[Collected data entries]

____

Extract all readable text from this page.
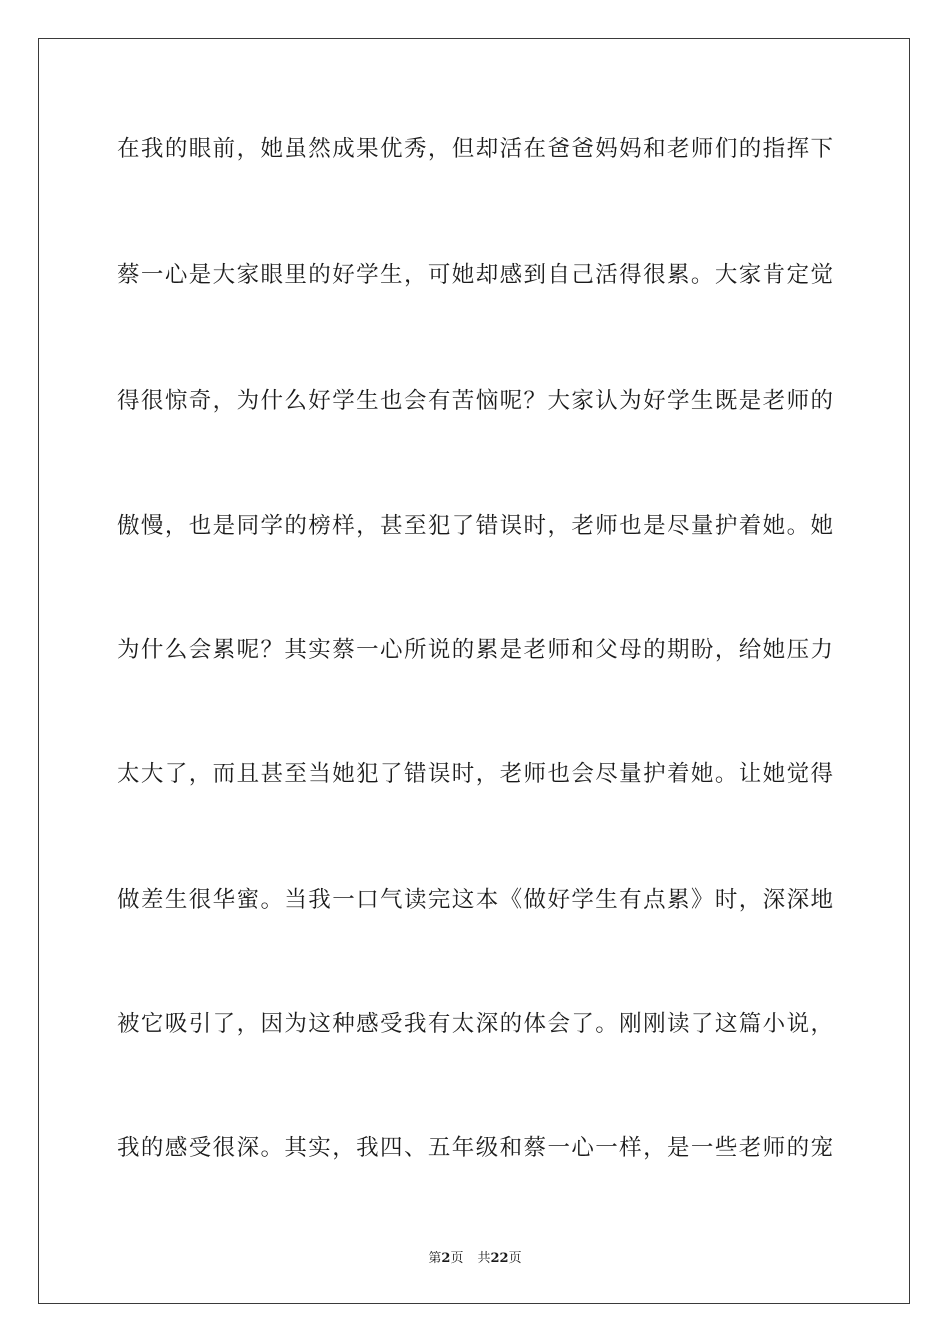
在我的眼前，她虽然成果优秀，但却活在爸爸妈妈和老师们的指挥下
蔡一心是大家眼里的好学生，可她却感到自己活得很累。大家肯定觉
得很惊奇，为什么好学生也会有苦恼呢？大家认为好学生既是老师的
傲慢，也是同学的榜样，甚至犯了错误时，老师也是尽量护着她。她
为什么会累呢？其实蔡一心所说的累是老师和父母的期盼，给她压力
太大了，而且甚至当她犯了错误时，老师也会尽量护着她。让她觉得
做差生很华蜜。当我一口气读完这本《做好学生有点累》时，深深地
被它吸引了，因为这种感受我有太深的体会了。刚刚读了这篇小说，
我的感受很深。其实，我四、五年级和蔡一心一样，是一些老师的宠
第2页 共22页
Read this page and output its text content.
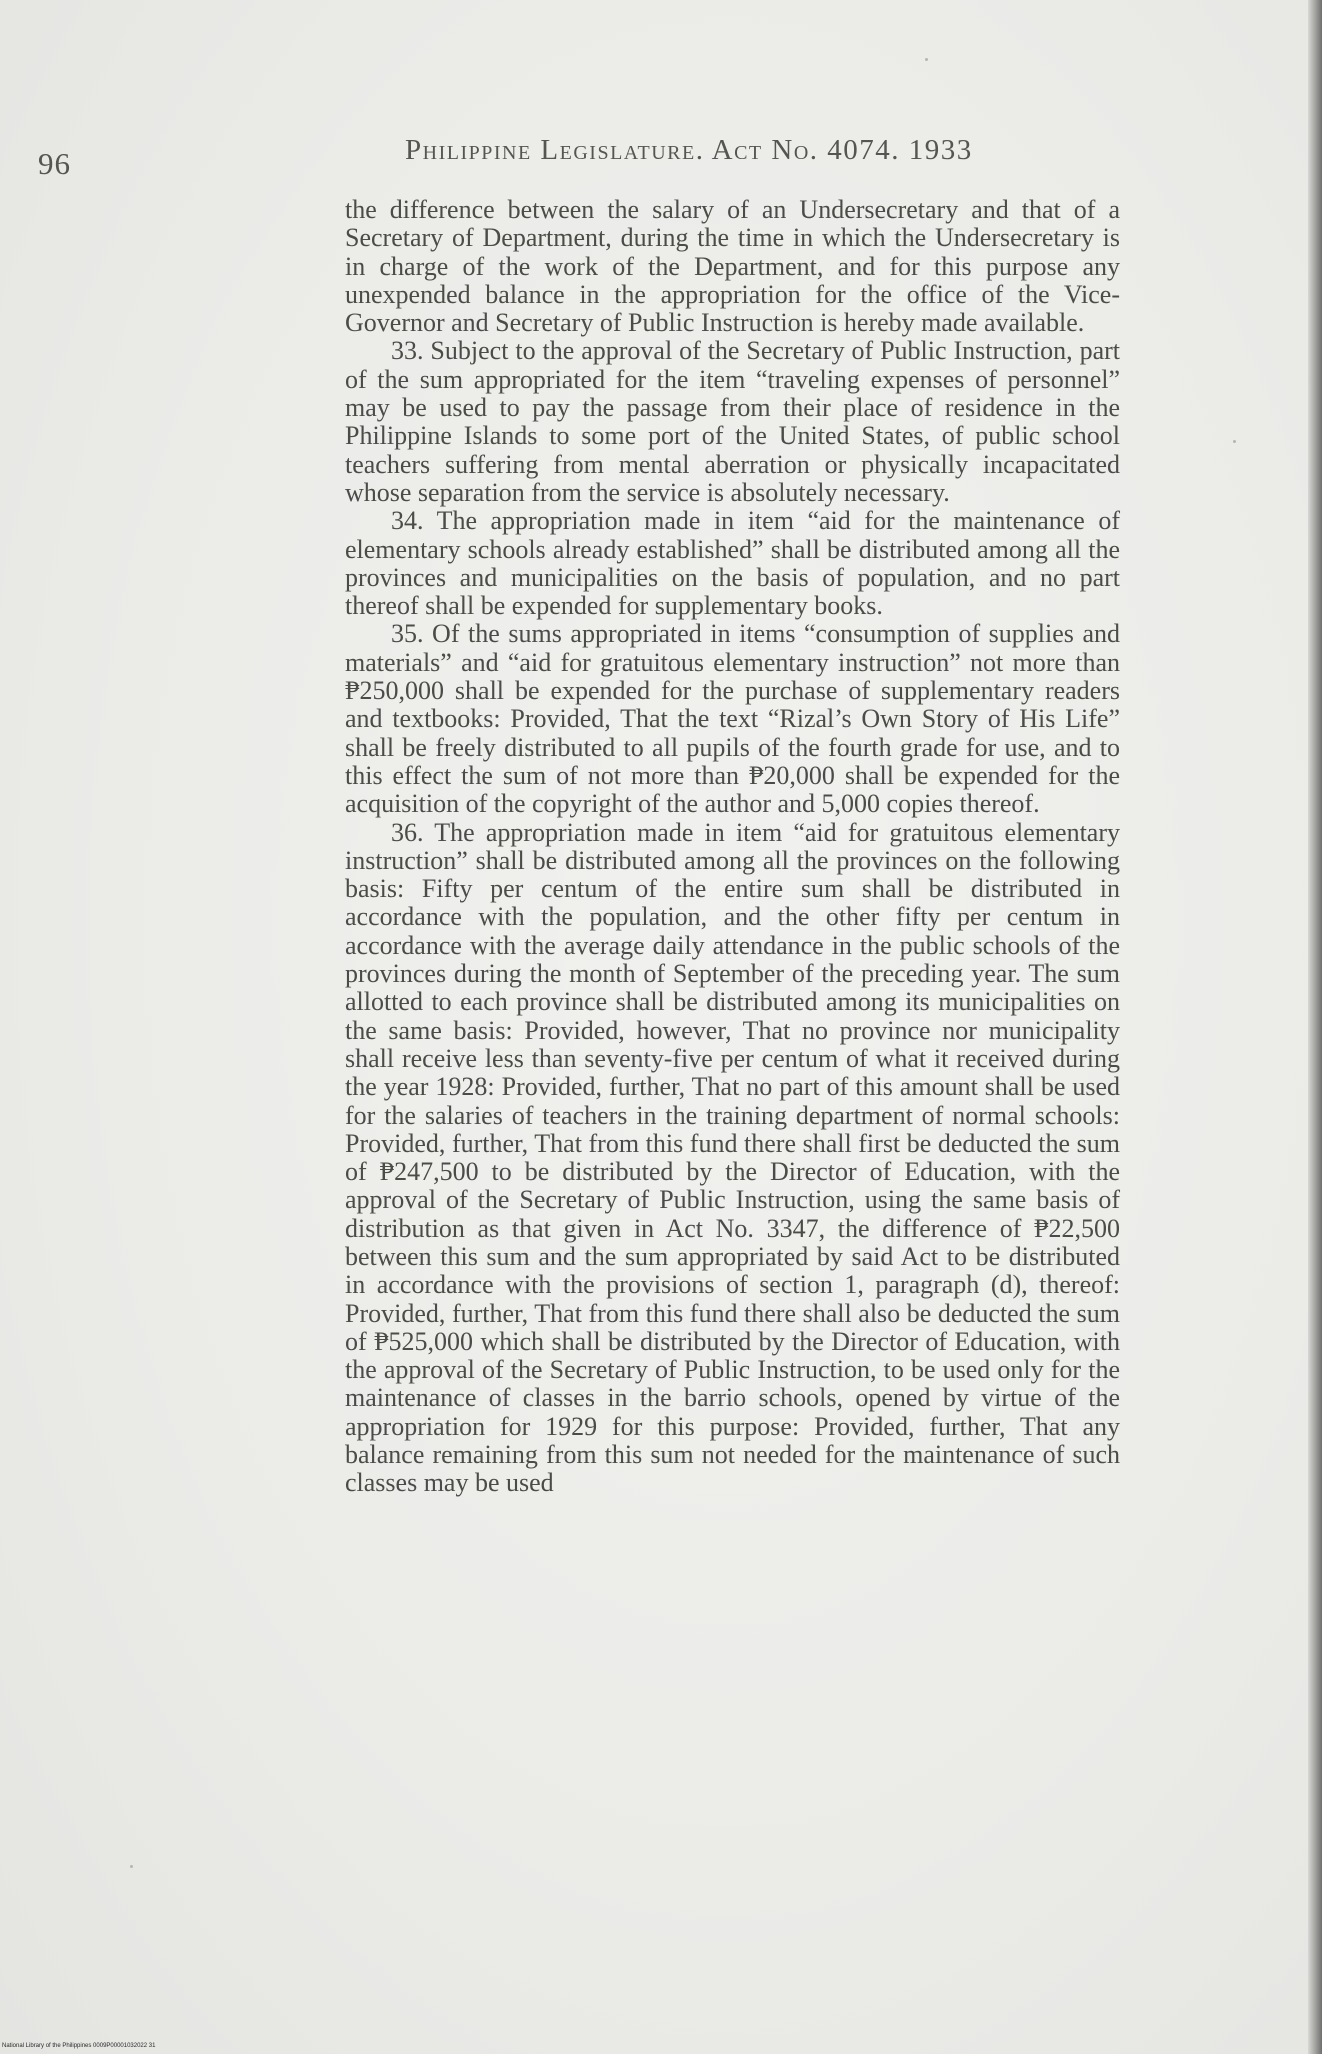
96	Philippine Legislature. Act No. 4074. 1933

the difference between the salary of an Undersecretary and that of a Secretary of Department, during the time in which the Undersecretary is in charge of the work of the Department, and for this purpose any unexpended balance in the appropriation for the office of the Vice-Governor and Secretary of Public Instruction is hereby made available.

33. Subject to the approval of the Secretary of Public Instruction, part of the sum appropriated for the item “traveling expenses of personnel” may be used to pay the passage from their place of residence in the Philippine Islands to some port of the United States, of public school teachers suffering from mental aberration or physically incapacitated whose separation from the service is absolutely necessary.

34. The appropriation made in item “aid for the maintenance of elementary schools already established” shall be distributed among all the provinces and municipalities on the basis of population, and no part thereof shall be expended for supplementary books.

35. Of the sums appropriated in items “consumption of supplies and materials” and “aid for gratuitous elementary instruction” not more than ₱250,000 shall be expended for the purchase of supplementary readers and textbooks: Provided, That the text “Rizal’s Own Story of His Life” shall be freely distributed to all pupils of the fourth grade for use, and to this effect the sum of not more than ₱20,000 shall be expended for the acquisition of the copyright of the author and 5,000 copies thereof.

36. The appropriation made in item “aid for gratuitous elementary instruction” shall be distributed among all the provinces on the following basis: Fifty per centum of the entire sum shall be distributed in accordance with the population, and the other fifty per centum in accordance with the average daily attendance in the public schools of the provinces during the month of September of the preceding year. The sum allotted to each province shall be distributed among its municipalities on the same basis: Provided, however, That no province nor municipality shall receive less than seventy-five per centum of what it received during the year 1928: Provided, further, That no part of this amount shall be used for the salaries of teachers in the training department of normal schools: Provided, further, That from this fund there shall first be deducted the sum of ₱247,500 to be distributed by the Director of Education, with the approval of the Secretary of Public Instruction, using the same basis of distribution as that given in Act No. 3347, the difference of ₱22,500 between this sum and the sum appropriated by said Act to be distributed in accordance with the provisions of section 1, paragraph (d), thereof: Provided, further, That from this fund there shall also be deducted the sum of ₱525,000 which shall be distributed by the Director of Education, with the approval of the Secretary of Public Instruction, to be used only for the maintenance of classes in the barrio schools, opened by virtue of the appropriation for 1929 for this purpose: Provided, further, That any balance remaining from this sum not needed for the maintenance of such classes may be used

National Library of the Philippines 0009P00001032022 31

____

● Objective
Transcribe the records above verbatim. Do not carry over any picture.

● Result of this task
Extract all readable text from this page.
在我的眼前，她虽然成果优秀，但却活在爸爸妈妈和老师们的指挥下
蔡一心是大家眼里的好学生，可她却感到自己活得很累。大家肯定觉
得很惊奇，为什么好学生也会有苦恼呢？大家认为好学生既是老师的
傲慢，也是同学的榜样，甚至犯了错误时，老师也是尽量护着她。她
为什么会累呢？其实蔡一心所说的累是老师和父母的期盼，给她压力
太大了，而且甚至当她犯了错误时，老师也会尽量护着她。让她觉得
做差生很华蜜。当我一口气读完这本《做好学生有点累》时，深深地
被它吸引了，因为这种感受我有太深的体会了。刚刚读了这篇小说，
我的感受很深。其实，我四、五年级和蔡一心一样，是一些老师的宠
第2页 共22页
Read this page and output its text content.
96	Philippine Legislature. Act No. 4074. 1933

the difference between the salary of an Undersecretary and that of a Secretary of Department, during the time in which the Undersecretary is in charge of the work of the Department, and for this purpose any unexpended balance in the appropriation for the office of the Vice-Governor and Secretary of Public Instruction is hereby made available.

33. Subject to the approval of the Secretary of Public Instruction, part of the sum appropriated for the item “traveling expenses of personnel” may be used to pay the passage from their place of residence in the Philippine Islands to some port of the United States, of public school teachers suffering from mental aberration or physically incapacitated whose separation from the service is absolutely necessary.

34. The appropriation made in item “aid for the maintenance of elementary schools already established” shall be distributed among all the provinces and municipalities on the basis of population, and no part thereof shall be expended for supplementary books.

35. Of the sums appropriated in items “consumption of supplies and materials” and “aid for gratuitous elementary instruction” not more than ₱250,000 shall be expended for the purchase of supplementary readers and textbooks: Provided, That the text “Rizal’s Own Story of His Life” shall be freely distributed to all pupils of the fourth grade for use, and to this effect the sum of not more than ₱20,000 shall be expended for the acquisition of the copyright of the author and 5,000 copies thereof.

36. The appropriation made in item “aid for gratuitous elementary instruction” shall be distributed among all the provinces on the following basis: Fifty per centum of the entire sum shall be distributed in accordance with the population, and the other fifty per centum in accordance with the average daily attendance in the public schools of the provinces during the month of September of the preceding year. The sum allotted to each province shall be distributed among its municipalities on the same basis: Provided, however, That no province nor municipality shall receive less than seventy-five per centum of what it received during the year 1928: Provided, further, That no part of this amount shall be used for the salaries of teachers in the training department of normal schools: Provided, further, That from this fund there shall first be deducted the sum of ₱247,500 to be distributed by the Director of Education, with the approval of the Secretary of Public Instruction, using the same basis of distribution as that given in Act No. 3347, the difference of ₱22,500 between this sum and the sum appropriated by said Act to be distributed in accordance with the provisions of section 1, paragraph (d), thereof: Provided, further, That from this fund there shall also be deducted the sum of ₱525,000 which shall be distributed by the Director of Education, with the approval of the Secretary of Public Instruction, to be used only for the maintenance of classes in the barrio schools, opened by virtue of the appropriation for 1929 for this purpose: Provided, further, That any balance remaining from this sum not needed for the maintenance of such classes may be used

National Library of the Philippines 0009P00001032022 31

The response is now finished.